- PROBLEM TO SOLVE
Below are some records. Copy every line in them that holds "image".

- SUPPLIED DATA
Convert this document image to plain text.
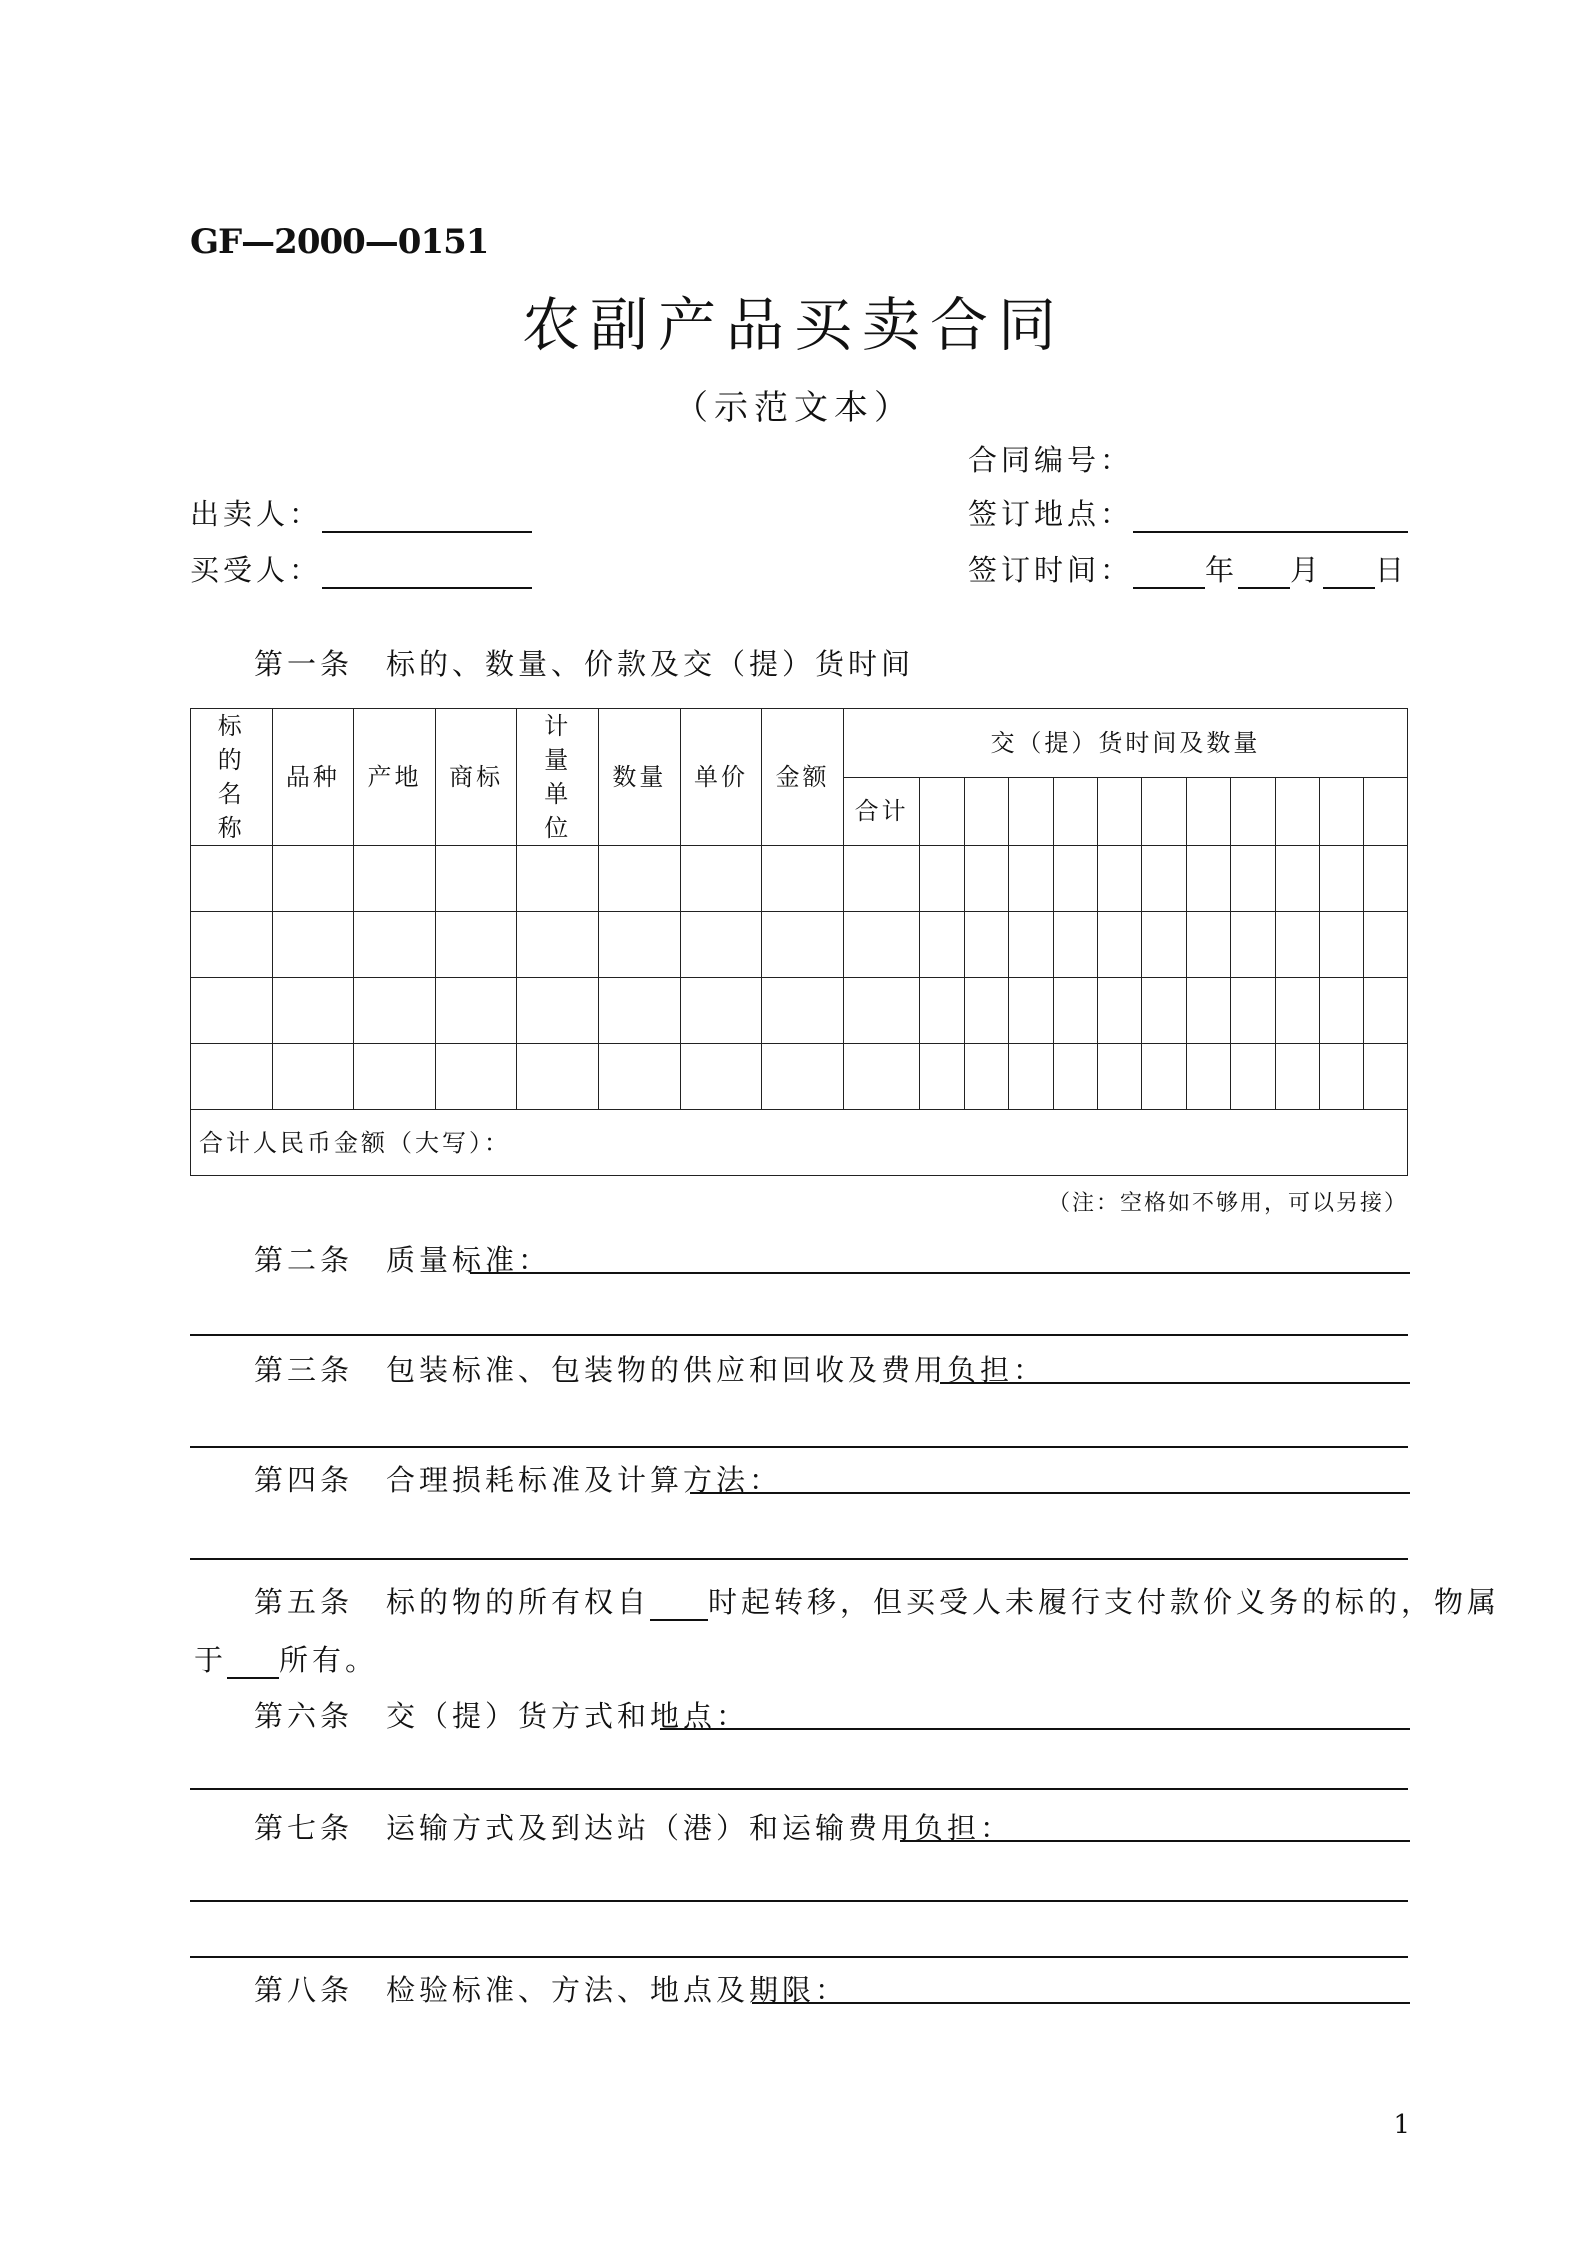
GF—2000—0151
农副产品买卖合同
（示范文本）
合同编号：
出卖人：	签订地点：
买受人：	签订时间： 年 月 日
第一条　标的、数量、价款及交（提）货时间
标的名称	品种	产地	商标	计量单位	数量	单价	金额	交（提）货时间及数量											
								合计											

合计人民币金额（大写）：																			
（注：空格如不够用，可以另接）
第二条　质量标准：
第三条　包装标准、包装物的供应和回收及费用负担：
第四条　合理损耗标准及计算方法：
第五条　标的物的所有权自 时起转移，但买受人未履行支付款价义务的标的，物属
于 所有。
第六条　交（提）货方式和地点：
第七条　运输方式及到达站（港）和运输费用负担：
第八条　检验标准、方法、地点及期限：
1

==

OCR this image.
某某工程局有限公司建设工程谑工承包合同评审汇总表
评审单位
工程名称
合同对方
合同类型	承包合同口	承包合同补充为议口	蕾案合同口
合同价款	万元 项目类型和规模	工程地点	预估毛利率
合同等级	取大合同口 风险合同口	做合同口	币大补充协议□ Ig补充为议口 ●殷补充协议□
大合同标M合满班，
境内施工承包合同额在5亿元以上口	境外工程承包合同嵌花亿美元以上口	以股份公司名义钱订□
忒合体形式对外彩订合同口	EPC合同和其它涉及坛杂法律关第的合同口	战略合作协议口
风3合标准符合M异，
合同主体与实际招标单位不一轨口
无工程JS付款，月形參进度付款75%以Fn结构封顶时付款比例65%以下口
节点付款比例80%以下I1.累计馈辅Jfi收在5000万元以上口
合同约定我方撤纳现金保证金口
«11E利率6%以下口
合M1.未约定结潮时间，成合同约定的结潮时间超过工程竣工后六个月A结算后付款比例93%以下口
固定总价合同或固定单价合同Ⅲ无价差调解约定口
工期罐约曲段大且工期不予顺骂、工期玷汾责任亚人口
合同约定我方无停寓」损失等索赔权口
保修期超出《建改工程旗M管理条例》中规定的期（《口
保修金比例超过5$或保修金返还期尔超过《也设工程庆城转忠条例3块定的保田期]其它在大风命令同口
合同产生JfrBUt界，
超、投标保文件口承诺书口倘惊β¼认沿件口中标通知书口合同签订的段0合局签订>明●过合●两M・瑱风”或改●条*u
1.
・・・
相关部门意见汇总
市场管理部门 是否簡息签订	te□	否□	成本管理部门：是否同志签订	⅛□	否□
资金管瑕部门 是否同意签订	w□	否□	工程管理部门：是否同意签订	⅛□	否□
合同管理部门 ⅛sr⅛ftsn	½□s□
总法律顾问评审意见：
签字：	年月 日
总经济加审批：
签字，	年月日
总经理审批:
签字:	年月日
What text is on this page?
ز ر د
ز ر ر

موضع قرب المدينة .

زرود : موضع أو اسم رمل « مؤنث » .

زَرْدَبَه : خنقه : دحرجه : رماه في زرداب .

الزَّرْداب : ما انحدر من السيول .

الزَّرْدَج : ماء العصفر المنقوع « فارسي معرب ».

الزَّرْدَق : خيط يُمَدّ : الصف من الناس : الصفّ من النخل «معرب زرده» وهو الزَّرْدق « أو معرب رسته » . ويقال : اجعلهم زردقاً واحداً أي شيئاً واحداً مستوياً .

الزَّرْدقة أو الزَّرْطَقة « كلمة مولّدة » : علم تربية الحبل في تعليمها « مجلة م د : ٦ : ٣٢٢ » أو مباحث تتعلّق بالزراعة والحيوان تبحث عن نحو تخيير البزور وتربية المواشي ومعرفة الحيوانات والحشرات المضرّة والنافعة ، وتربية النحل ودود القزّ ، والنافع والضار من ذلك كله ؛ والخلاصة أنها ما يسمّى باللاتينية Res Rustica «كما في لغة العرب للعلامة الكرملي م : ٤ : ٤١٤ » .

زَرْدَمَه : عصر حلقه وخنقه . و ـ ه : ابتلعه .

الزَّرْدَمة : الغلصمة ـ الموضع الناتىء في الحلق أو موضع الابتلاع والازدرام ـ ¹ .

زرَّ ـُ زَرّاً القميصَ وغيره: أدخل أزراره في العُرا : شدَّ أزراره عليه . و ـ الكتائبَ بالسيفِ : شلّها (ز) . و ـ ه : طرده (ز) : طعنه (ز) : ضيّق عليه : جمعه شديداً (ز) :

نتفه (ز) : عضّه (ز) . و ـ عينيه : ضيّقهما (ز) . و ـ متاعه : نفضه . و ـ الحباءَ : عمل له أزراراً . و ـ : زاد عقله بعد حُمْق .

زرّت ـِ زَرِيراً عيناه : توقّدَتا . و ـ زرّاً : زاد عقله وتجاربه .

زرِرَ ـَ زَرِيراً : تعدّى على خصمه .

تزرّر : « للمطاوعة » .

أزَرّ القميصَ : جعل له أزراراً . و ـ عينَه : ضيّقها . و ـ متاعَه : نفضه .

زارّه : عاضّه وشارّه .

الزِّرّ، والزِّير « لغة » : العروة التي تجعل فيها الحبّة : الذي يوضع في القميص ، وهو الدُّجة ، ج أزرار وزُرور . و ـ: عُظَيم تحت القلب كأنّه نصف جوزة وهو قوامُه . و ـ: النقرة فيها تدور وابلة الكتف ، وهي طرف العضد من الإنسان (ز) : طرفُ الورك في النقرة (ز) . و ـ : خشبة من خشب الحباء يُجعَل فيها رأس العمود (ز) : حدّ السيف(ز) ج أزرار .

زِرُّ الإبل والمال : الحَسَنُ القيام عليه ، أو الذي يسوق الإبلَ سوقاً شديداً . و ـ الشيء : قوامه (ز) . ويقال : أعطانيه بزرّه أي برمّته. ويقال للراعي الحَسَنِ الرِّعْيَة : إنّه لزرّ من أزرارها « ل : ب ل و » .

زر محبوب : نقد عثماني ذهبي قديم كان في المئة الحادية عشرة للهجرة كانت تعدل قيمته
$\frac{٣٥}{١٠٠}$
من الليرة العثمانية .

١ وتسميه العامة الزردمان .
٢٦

- SOLVED PROBLEM
Convert this document image to plain text.
OCR this image.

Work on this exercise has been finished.